### Task directions
Your task is to locate every line holding the string "JSON" and to copy each of them.
**********
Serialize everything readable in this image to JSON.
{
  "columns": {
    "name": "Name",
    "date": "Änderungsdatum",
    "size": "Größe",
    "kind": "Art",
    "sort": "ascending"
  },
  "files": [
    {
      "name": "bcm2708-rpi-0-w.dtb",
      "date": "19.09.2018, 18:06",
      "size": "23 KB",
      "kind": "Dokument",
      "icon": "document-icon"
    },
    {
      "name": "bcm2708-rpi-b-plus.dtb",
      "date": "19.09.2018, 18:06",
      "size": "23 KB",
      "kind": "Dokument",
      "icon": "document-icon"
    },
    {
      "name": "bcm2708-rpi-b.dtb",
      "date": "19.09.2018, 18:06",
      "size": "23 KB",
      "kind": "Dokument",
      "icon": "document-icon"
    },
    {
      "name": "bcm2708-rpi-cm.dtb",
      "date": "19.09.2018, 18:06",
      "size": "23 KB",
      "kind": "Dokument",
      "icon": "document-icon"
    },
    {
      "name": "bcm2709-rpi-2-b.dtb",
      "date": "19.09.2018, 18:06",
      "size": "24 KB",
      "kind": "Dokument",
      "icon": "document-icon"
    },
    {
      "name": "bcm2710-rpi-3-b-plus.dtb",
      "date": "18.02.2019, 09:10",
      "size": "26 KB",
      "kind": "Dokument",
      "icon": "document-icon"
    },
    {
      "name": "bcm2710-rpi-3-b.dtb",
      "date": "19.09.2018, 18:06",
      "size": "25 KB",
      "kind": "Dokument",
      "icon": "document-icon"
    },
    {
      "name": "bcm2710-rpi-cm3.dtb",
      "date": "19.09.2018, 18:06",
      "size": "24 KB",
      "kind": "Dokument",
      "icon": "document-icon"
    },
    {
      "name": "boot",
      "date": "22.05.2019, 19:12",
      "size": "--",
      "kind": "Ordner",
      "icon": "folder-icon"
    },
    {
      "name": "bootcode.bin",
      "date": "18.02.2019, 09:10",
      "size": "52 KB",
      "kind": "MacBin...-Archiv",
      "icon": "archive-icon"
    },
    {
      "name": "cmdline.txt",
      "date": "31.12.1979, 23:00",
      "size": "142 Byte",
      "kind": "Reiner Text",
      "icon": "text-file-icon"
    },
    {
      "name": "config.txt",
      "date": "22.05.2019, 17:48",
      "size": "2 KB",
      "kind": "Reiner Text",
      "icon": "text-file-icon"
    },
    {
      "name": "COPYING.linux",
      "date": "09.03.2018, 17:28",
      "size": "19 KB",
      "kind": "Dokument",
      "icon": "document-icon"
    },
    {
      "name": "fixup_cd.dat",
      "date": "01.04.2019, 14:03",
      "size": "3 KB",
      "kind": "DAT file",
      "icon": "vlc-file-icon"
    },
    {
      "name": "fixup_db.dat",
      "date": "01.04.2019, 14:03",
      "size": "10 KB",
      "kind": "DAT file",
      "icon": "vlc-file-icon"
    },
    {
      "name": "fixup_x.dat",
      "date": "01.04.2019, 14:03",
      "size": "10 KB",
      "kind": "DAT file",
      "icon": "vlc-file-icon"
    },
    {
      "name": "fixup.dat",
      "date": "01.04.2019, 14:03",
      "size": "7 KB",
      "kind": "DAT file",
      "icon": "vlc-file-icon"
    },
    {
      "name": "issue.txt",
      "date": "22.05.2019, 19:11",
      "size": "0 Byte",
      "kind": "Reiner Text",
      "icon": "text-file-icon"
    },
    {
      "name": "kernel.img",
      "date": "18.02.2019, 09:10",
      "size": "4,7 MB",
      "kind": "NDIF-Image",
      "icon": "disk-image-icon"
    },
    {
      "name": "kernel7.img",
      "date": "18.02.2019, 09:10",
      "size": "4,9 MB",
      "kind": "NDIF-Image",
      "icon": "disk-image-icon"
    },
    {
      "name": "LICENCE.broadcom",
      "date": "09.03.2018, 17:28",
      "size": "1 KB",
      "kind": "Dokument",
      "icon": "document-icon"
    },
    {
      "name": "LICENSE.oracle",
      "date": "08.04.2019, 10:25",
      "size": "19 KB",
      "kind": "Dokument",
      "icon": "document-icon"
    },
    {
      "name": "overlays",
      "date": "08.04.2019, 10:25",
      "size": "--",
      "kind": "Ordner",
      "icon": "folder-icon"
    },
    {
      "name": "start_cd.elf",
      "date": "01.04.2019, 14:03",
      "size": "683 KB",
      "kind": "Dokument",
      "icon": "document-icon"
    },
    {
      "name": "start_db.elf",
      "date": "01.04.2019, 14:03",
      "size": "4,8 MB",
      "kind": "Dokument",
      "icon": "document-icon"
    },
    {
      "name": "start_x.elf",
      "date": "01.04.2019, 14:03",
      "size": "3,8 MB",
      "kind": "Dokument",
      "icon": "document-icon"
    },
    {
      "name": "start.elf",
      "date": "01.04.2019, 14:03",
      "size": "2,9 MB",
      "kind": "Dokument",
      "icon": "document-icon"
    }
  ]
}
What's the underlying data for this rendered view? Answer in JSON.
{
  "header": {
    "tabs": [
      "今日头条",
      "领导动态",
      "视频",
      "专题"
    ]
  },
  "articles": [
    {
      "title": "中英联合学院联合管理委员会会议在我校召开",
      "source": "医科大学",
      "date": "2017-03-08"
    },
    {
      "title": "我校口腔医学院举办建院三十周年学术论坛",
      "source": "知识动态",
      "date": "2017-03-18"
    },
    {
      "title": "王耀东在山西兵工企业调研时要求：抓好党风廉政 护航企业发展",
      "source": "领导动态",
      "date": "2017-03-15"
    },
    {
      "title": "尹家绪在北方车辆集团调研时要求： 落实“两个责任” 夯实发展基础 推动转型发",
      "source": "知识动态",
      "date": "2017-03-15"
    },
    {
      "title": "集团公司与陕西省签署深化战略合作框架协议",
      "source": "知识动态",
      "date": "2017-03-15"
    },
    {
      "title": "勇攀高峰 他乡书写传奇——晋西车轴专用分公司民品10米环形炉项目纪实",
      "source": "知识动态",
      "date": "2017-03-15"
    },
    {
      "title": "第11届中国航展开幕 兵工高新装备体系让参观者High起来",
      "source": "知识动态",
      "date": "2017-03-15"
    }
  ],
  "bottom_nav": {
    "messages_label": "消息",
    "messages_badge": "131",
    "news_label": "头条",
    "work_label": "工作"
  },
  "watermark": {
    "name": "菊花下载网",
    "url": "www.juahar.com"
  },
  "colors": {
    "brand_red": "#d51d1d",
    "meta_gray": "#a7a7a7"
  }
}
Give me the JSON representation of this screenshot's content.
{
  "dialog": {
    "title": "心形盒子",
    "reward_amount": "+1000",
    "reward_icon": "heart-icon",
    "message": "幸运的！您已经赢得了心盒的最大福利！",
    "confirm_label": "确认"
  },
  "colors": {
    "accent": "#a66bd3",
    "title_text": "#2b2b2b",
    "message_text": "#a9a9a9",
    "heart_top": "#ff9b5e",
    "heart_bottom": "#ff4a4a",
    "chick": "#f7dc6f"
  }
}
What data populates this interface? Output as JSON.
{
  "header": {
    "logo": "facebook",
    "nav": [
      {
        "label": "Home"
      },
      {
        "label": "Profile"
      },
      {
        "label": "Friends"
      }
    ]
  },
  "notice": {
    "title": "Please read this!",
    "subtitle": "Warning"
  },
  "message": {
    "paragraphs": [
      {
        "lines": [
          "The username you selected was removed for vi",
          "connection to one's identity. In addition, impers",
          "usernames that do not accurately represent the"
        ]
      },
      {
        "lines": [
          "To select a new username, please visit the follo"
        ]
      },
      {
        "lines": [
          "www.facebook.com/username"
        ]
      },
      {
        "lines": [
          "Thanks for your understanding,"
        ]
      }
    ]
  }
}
**********
### Exercise response
Serialize everything readable in this image to JSON.
What's the underlying data for this rendered view? Answer in JSON.
Give me the JSON representation of this screenshot's content.
What data populates this interface? Output as JSON.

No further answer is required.